* **Stated problem**: Wherever the string "HttpServletResp" occurs in a line of these records, report that line.

Stored entries
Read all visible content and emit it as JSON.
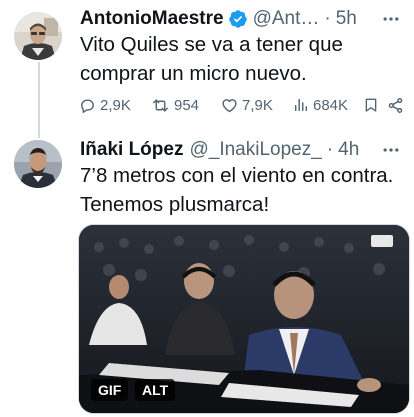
{
  "tweets": [
    {
      "display_name": "AntonioMaestre",
      "handle": "@Ant…",
      "separator": "·",
      "time": "5h",
      "text_lines": [
        "Vito Quiles se va a tener que",
        "comprar un micro nuevo."
      ],
      "stats": {
        "replies": "2,9K",
        "retweets": "954",
        "likes": "7,9K",
        "views": "684K"
      }
    },
    {
      "display_name": "Iñaki López",
      "handle": "@_InakiLopez_",
      "separator": "·",
      "time": "4h",
      "text_lines": [
        "7’8 metros con el viento en contra.",
        "Tenemos plusmarca!"
      ],
      "media": {
        "badge_gif": "GIF",
        "badge_alt": "ALT"
      }
    }
  ],
  "colors": {
    "text_primary": "#0f1419",
    "text_secondary": "#536471",
    "verified": "#1d9bf0",
    "thread_line": "#cfd9de"
  },
  "icons": {
    "verified": "verified-badge-icon",
    "more": "more-horizontal-icon",
    "reply": "reply-icon",
    "retweet": "retweet-icon",
    "like": "heart-icon",
    "views": "views-icon",
    "bookmark": "bookmark-icon",
    "share": "share-icon"
  }
}
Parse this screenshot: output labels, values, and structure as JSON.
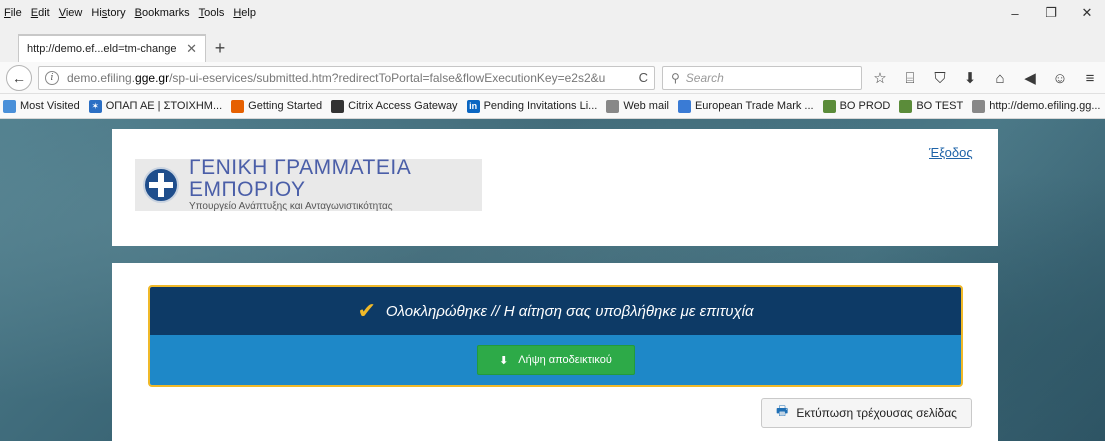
{
  "menubar": {
    "items": [
      {
        "pre": "",
        "key": "F",
        "post": "ile"
      },
      {
        "pre": "",
        "key": "E",
        "post": "dit"
      },
      {
        "pre": "",
        "key": "V",
        "post": "iew"
      },
      {
        "pre": "Hi",
        "key": "s",
        "post": "tory"
      },
      {
        "pre": "",
        "key": "B",
        "post": "ookmarks"
      },
      {
        "pre": "",
        "key": "T",
        "post": "ools"
      },
      {
        "pre": "",
        "key": "H",
        "post": "elp"
      }
    ],
    "minimize": "–",
    "restore": "❐",
    "close": "✕"
  },
  "tab": {
    "title": "http://demo.ef...eld=tm-change",
    "close": "✕",
    "new_tab": "+"
  },
  "navbar": {
    "back": "←",
    "info": "i",
    "url_prefix": "demo.efiling.",
    "url_domain": "gge.gr",
    "url_suffix": "/sp-ui-eservices/submitted.htm?redirectToPortal=false&flowExecutionKey=e2s2&u",
    "reload": "C",
    "search_placeholder": "Search",
    "search_icon": "⚲",
    "icons": [
      "☆",
      "⌸",
      "⛉",
      "⬇",
      "⌂",
      "◀",
      "☺",
      "≡"
    ]
  },
  "bookmarks": [
    {
      "label": "Most Visited",
      "color": "#4a90d9",
      "glyph": ""
    },
    {
      "label": "ΟΠΑΠ ΑΕ | ΣΤΟΙΧΗΜ...",
      "color": "#2b6fc4",
      "glyph": "✶"
    },
    {
      "label": "Getting Started",
      "color": "#e66000",
      "glyph": ""
    },
    {
      "label": "Citrix Access Gateway",
      "color": "#333333",
      "glyph": ""
    },
    {
      "label": "Pending Invitations  Li...",
      "color": "#0a66c2",
      "glyph": "in"
    },
    {
      "label": "Web mail",
      "color": "#888888",
      "glyph": ""
    },
    {
      "label": "European Trade Mark ...",
      "color": "#3a7bd5",
      "glyph": ""
    },
    {
      "label": "BO PROD",
      "color": "#5b8c3a",
      "glyph": ""
    },
    {
      "label": "BO TEST",
      "color": "#5b8c3a",
      "glyph": ""
    },
    {
      "label": "http://demo.efiling.gg...",
      "color": "#888888",
      "glyph": ""
    }
  ],
  "header": {
    "org_name": "ΓΕΝΙΚΗ ΓΡΑΜΜΑΤΕΙΑ ΕΜΠΟΡΙΟΥ",
    "org_subtitle": "Υπουργείο Ανάπτυξης και Ανταγωνιστικότητας",
    "logout": "Έξοδος"
  },
  "result": {
    "check": "✔",
    "message": "Ολοκληρώθηκε // Η αίτηση σας υποβλήθηκε με επιτυχία",
    "download_icon": "⬇",
    "download_label": "Λήψη αποδεικτικού",
    "print_icon": "🖶",
    "print_label": "Εκτύπωση τρέχουσας σελίδας"
  }
}
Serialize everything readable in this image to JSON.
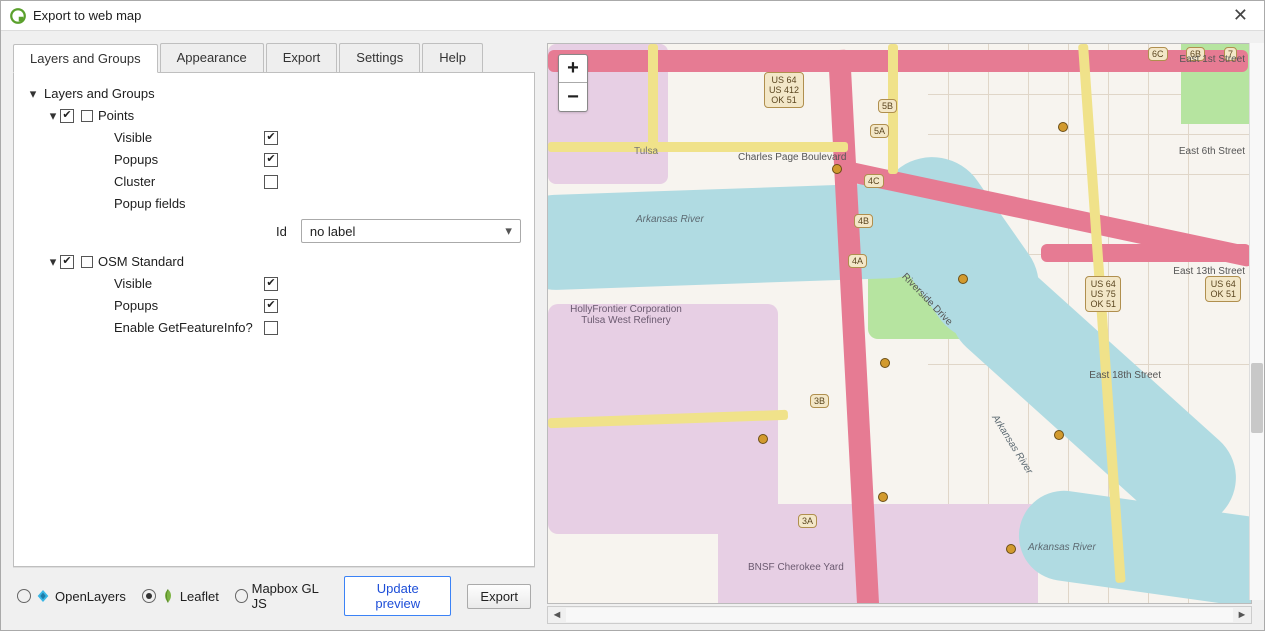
{
  "window": {
    "title": "Export to web map"
  },
  "tabs": {
    "layers": "Layers and Groups",
    "appearance": "Appearance",
    "export": "Export",
    "settings": "Settings",
    "help": "Help"
  },
  "tree": {
    "root_label": "Layers and Groups",
    "points": {
      "name": "Points",
      "visible_label": "Visible",
      "popups_label": "Popups",
      "cluster_label": "Cluster",
      "popup_fields_label": "Popup fields",
      "id_label": "Id",
      "id_value": "no label"
    },
    "osm": {
      "name": "OSM Standard",
      "visible_label": "Visible",
      "popups_label": "Popups",
      "gfi_label": "Enable GetFeatureInfo?"
    }
  },
  "engines": {
    "openlayers": "OpenLayers",
    "leaflet": "Leaflet",
    "mapbox": "Mapbox GL JS"
  },
  "buttons": {
    "update_preview": "Update preview",
    "export": "Export"
  },
  "map": {
    "zoom_in": "+",
    "zoom_out": "−",
    "river_label": "Arkansas River",
    "river_label2": "Arkansas River",
    "river_label3": "Arkansas River",
    "charles_page": "Charles Page Boulevard",
    "riverside": "Riverside Drive",
    "tulsa": "Tulsa",
    "hollyfrontier": "HollyFrontier Corporation Tulsa West Refinery",
    "bnsf": "BNSF Cherokee Yard",
    "e1st": "East 1st Street",
    "e6th": "East 6th Street",
    "e13th": "East 13th Street",
    "e18th": "East 18th Street",
    "shields": {
      "s1": "US 64\nUS 412\nOK 51",
      "s2": "US 64\nUS 75\nOK 51",
      "s3": "US 64\nOK 51"
    },
    "exits": {
      "a3": "3A",
      "b3": "3B",
      "a4": "4A",
      "b4": "4B",
      "c4": "4C",
      "a5": "5A",
      "b5": "5B",
      "c6": "6C",
      "b6": "6B",
      "n7": "7"
    }
  }
}
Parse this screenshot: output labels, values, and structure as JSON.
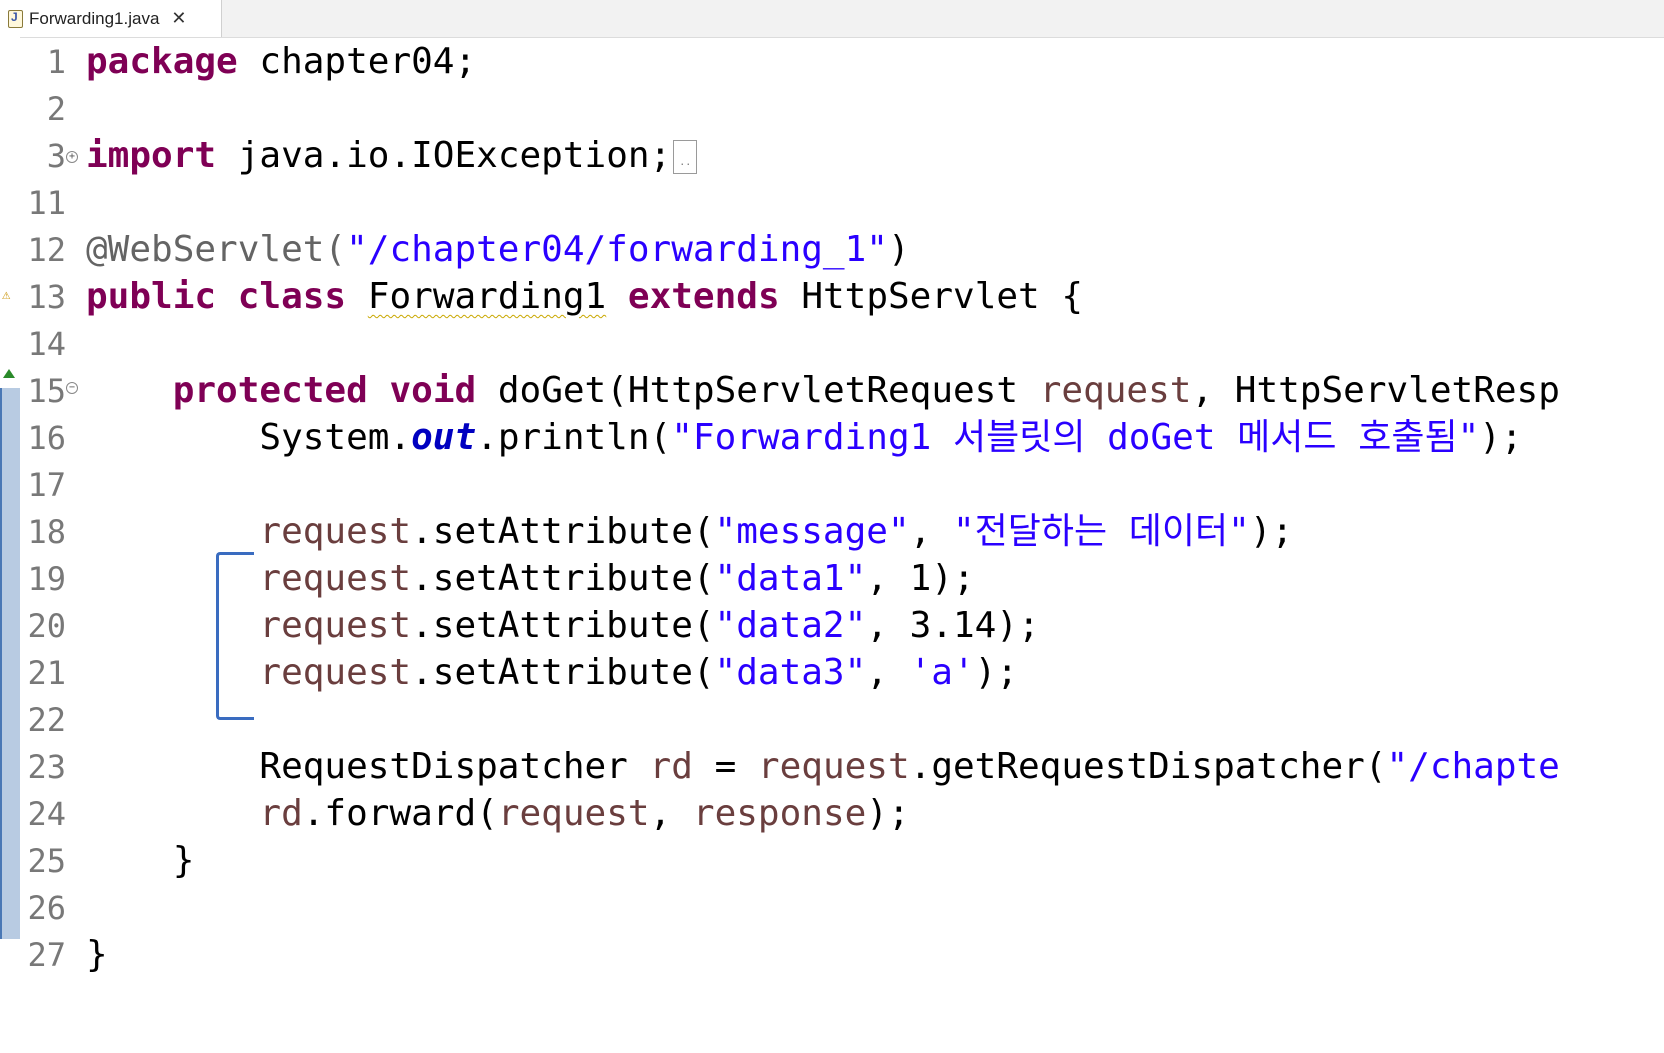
{
  "tab": {
    "label": "Forwarding1.java",
    "icon": "java-file-icon",
    "close": "✕"
  },
  "colors": {
    "keyword": "#7f0055",
    "string": "#2a00ff",
    "variable": "#6a3e3e",
    "annotation": "#646464",
    "field": "#0000c0",
    "line_number": "#787878",
    "bracket": "#3a6cc0"
  },
  "lines": [
    {
      "num": "1",
      "code": "package chapter04;"
    },
    {
      "num": "2",
      "code": ""
    },
    {
      "num": "3",
      "code": "import java.io.IOException;"
    },
    {
      "num": "11",
      "code": ""
    },
    {
      "num": "12",
      "code": "@WebServlet(\"/chapter04/forwarding_1\")"
    },
    {
      "num": "13",
      "code": "public class Forwarding1 extends HttpServlet {"
    },
    {
      "num": "14",
      "code": ""
    },
    {
      "num": "15",
      "code": "    protected void doGet(HttpServletRequest request, HttpServletResp"
    },
    {
      "num": "16",
      "code": "        System.out.println(\"Forwarding1 서블릿의 doGet 메서드 호출됨\");"
    },
    {
      "num": "17",
      "code": ""
    },
    {
      "num": "18",
      "code": "        request.setAttribute(\"message\", \"전달하는 데이터\");"
    },
    {
      "num": "19",
      "code": "        request.setAttribute(\"data1\", 1);"
    },
    {
      "num": "20",
      "code": "        request.setAttribute(\"data2\", 3.14);"
    },
    {
      "num": "21",
      "code": "        request.setAttribute(\"data3\", 'a');"
    },
    {
      "num": "22",
      "code": ""
    },
    {
      "num": "23",
      "code": "        RequestDispatcher rd = request.getRequestDispatcher(\"/chapte"
    },
    {
      "num": "24",
      "code": "        rd.forward(request, response);"
    },
    {
      "num": "25",
      "code": "    }"
    },
    {
      "num": "26",
      "code": ""
    },
    {
      "num": "27",
      "code": "}"
    }
  ],
  "tokens": {
    "l1": [
      "package",
      "chapter04;"
    ],
    "l3": [
      "import",
      "java.io.IOException;"
    ],
    "l12": [
      "@WebServlet(",
      "\"/chapter04/forwarding_1\"",
      ")"
    ],
    "l13": [
      "public",
      "class",
      "Forwarding1",
      "extends",
      "HttpServlet {"
    ],
    "l15": [
      "protected",
      "void",
      "doGet(HttpServletRequest ",
      "request",
      ", HttpServletResp"
    ],
    "l16": [
      "System.",
      "out",
      ".println(",
      "\"Forwarding1 서블릿의 doGet 메서드 호출됨\"",
      ");"
    ],
    "l18": [
      "request",
      ".setAttribute(",
      "\"message\"",
      ", ",
      "\"전달하는 데이터\"",
      ");"
    ],
    "l19": [
      "request",
      ".setAttribute(",
      "\"data1\"",
      ", 1);"
    ],
    "l20": [
      "request",
      ".setAttribute(",
      "\"data2\"",
      ", 3.14);"
    ],
    "l21": [
      "request",
      ".setAttribute(",
      "\"data3\"",
      ", ",
      "'a'",
      ");"
    ],
    "l23": [
      "RequestDispatcher ",
      "rd",
      " = ",
      "request",
      ".getRequestDispatcher(",
      "\"/chapte"
    ],
    "l24": [
      "rd",
      ".forward(",
      "request",
      ", ",
      "response",
      ");"
    ],
    "l25": [
      "}"
    ],
    "l27": [
      "}"
    ]
  }
}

* **Response to the exercise**:
      "code": "    protected void doGet(HttpServletRequest request, HttpServletResp"
      ", HttpServletResp"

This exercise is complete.